### EXERCISE PROMPT
Search the data for the string "full" and gather each line it is in.

### RECORDS SHOWN

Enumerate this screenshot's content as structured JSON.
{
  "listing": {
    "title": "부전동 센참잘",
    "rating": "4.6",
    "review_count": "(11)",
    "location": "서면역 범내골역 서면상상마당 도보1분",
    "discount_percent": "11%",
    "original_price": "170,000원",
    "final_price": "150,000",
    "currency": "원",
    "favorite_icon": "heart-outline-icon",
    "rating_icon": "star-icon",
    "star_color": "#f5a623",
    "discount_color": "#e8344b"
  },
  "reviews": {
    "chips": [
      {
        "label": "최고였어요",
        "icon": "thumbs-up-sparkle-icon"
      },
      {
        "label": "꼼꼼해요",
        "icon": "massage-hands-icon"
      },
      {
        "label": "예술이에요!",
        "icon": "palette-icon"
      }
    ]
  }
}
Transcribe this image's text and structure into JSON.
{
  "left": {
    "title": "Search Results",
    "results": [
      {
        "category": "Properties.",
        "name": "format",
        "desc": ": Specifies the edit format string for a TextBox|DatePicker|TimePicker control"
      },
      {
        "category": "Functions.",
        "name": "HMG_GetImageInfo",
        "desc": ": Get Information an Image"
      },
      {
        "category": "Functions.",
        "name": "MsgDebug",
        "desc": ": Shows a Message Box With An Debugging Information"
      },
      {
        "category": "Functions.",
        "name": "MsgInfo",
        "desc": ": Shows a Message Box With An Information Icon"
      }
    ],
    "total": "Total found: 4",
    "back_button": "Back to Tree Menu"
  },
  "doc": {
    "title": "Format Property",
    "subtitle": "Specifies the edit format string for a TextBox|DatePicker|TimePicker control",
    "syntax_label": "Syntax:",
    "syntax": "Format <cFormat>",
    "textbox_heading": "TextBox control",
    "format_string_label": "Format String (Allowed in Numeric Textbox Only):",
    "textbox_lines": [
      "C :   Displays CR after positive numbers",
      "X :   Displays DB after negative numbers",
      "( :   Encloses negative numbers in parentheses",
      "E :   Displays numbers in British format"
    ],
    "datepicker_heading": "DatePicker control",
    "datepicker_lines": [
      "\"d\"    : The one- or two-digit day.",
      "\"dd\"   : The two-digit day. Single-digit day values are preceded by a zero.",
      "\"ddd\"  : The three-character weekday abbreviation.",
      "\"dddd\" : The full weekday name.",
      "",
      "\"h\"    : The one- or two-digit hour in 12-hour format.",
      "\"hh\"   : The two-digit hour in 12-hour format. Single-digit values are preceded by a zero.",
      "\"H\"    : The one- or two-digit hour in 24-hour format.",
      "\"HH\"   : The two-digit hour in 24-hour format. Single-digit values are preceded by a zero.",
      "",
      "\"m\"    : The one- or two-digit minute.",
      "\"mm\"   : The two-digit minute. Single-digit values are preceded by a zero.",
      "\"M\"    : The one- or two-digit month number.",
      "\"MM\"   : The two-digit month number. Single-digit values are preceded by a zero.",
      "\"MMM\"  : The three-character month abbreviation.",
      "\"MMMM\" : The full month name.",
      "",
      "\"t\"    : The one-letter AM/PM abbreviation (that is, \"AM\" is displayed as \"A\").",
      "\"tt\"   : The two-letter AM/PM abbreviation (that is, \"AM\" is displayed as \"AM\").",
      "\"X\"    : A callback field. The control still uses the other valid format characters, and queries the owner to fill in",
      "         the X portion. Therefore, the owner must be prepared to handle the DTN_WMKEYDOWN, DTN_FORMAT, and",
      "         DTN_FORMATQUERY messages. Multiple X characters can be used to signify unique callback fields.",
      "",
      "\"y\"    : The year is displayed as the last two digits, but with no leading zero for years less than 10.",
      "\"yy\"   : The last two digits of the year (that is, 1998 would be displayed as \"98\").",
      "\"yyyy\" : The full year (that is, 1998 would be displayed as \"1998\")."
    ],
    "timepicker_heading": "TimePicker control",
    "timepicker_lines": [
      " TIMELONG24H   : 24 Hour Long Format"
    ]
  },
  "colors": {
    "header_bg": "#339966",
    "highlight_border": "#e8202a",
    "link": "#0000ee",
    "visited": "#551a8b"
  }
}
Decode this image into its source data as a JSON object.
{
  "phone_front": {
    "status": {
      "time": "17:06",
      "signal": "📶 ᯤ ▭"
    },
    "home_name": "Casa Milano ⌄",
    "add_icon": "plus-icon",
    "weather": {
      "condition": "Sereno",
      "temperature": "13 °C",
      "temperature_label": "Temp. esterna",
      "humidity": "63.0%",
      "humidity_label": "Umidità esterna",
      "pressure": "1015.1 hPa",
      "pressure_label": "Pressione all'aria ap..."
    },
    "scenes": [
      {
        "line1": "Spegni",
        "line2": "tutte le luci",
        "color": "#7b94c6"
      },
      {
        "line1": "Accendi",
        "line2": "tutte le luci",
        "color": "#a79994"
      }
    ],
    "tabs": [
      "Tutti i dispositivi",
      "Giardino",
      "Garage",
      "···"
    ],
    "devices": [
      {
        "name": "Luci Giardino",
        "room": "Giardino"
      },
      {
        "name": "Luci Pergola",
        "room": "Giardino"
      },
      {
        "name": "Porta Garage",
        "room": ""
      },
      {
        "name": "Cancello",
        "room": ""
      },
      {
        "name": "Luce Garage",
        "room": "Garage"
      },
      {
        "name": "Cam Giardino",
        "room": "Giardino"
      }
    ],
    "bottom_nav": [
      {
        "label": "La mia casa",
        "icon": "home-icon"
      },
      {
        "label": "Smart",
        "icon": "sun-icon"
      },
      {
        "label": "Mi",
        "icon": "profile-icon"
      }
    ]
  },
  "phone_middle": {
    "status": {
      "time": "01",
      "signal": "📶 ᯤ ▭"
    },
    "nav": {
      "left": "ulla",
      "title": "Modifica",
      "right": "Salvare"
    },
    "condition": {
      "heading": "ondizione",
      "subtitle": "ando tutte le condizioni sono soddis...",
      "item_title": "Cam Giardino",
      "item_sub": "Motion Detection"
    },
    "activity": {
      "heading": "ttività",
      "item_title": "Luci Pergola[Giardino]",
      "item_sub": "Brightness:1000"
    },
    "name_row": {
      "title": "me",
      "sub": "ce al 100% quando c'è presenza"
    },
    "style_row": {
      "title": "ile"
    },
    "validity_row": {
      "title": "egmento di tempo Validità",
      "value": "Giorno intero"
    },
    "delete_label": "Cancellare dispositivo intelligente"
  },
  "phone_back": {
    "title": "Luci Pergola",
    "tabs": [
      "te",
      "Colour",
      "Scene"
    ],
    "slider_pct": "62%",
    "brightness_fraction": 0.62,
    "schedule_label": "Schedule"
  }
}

### CORRECT ANSWER
      "\"dddd\" : The full weekday name.",
      "\"MMMM\" : The full month name.",
      "\"yyyy\" : The full year (that is, 1998 would be displayed as \"1998\")."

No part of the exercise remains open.